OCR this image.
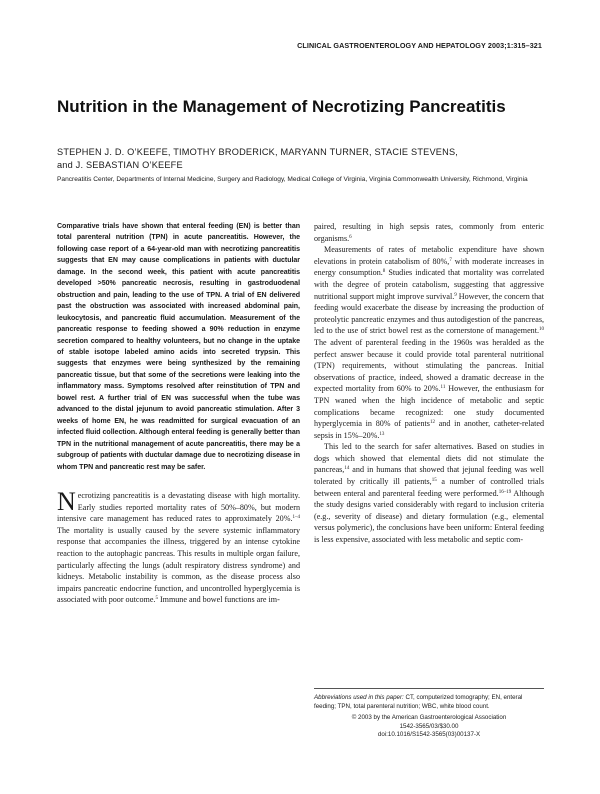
CLINICAL GASTROENTEROLOGY AND HEPATOLOGY 2003;1:315–321
Nutrition in the Management of Necrotizing Pancreatitis
STEPHEN J. D. O’KEEFE, TIMOTHY BRODERICK, MARYANN TURNER, STACIE STEVENS,
and J. SEBASTIAN O’KEEFE
Pancreatitis Center, Departments of Internal Medicine, Surgery and Radiology, Medical College of Virginia, Virginia Commonwealth University, Richmond, Virginia

Comparative trials have shown that enteral feeding (EN) is better than total parenteral nutrition (TPN) in acute pancreatitis. However, the following case report of a 64-year-old man with necrotizing pancreatitis suggests that EN may cause complications in patients with ductular damage. In the second week, this patient with acute pancreatitis developed >50% pancreatic necrosis, resulting in gastroduodenal obstruction and pain, leading to the use of TPN. A trial of EN delivered past the obstruction was associated with increased abdominal pain, leukocytosis, and pancreatic fluid accumulation. Measurement of the pancreatic response to feeding showed a 90% reduction in enzyme secretion compared to healthy volunteers, but no change in the uptake of stable isotope labeled amino acids into secreted trypsin. This suggests that enzymes were being synthesized by the remaining pancreatic tissue, but that some of the secretions were leaking into the inflammatory mass. Symptoms resolved after reinstitution of TPN and bowel rest. A further trial of EN was successful when the tube was advanced to the distal jejunum to avoid pancreatic stimulation. After 3 weeks of home EN, he was readmitted for surgical evacuation of an infected fluid collection. Although enteral feeding is generally better than TPN in the nutritional management of acute pancreatitis, there may be a subgroup of patients with ductular damage due to necrotizing disease in whom TPN and pancreatic rest may be safer.

Necrotizing pancreatitis is a devastating disease with high mortality. Early studies reported mortality rates of 50%–80%, but modern intensive care management has reduced rates to approximately 20%.$^{1-4}$ The mortality is usually caused by the severe systemic inflammatory response that accompanies the illness, triggered by an intense cytokine reaction to the autophagic pancreas. This results in multiple organ failure, particularly affecting the lungs (adult respiratory distress syndrome) and kidneys. Metabolic instability is common, as the disease process also impairs pancreatic endocrine function, and uncontrolled hyperglycemia is associated with poor outcome.$^5$ Immune and bowel functions are im-

paired, resulting in high sepsis rates, commonly from enteric organisms.$^6$

Measurements of rates of metabolic expenditure have shown elevations in protein catabolism of 80%,$^7$ with moderate increases in energy consumption.$^8$ Studies indicated that mortality was correlated with the degree of protein catabolism, suggesting that aggressive nutritional support might improve survival.$^9$ However, the concern that feeding would exacerbate the disease by increasing the production of proteolytic pancreatic enzymes and thus autodigestion of the pancreas, led to the use of strict bowel rest as the cornerstone of management.$^{10}$ The advent of parenteral feeding in the 1960s was heralded as the perfect answer because it could provide total parenteral nutritional (TPN) requirements, without stimulating the pancreas. Initial observations of practice, indeed, showed a dramatic decrease in the expected mortality from 60% to 20%.$^{11}$ However, the enthusiasm for TPN waned when the high incidence of metabolic and septic complications became recognized: one study documented hyperglycemia in 80% of patients$^{12}$ and in another, catheter-related sepsis in 15%–20%.$^{13}$

This led to the search for safer alternatives. Based on studies in dogs which showed that elemental diets did not stimulate the pancreas,$^{14}$ and in humans that showed that jejunal feeding was well tolerated by critically ill patients,$^{15}$ a number of controlled trials between enteral and parenteral feeding were performed.$^{16-19}$ Although the study designs varied considerably with regard to inclusion criteria (e.g., severity of disease) and dietary formulation (e.g., elemental versus polymeric), the conclusions have been uniform: Enteral feeding is less expensive, associated with less metabolic and septic com-

Abbreviations used in this paper: CT, computerized tomography; EN, enteral feeding; TPN, total parenteral nutrition; WBC, white blood count.
© 2003 by the American Gastroenterological Association
1542-3565/03/$30.00
doi:10.1016/S1542-3565(03)00137-X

══════════

» **EXERCISE DIRECTIONS**: The answer must be every line of the records above that holds the word "KEEFE".

» **WRITTEN SOLUTION**:
STEPHEN J. D. O’KEEFE, TIMOTHY BRODERICK, MARYANN TURNER, STACIE STEVENS,
and J. SEBASTIAN O’KEEFE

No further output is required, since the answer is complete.